SUPPLIED RECORDS:
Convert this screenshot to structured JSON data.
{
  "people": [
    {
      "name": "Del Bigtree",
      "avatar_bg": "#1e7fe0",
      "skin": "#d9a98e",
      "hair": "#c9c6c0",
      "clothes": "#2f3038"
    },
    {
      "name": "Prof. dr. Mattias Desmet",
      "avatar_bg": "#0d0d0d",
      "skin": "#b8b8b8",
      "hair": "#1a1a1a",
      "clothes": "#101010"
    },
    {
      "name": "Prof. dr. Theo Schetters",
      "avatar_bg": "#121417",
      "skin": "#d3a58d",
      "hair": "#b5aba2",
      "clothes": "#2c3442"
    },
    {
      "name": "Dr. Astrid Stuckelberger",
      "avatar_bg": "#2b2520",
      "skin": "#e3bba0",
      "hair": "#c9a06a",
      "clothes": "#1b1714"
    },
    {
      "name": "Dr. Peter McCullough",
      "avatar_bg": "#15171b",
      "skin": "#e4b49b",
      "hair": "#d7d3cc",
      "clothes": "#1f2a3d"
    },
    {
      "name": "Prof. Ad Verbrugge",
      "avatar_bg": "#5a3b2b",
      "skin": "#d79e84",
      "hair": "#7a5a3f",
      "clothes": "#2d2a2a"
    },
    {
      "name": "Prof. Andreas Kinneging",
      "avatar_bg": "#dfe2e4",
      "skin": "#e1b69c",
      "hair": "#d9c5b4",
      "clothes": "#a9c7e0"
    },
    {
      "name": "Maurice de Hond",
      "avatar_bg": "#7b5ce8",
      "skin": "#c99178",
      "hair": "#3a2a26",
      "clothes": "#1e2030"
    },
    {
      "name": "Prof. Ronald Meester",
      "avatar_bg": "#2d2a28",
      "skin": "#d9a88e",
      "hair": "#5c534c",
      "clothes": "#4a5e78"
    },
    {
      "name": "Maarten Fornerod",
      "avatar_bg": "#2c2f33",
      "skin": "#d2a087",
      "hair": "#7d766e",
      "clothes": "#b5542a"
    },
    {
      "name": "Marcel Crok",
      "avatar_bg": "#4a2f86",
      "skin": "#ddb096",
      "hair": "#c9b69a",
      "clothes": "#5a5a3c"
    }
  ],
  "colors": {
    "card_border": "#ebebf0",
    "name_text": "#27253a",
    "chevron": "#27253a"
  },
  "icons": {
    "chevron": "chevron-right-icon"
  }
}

WORK REQUIRED: Report how many lines of the entries hold the string "chevron". Provide the number alone.

SOLUTION TO THIS EXERCISE: 2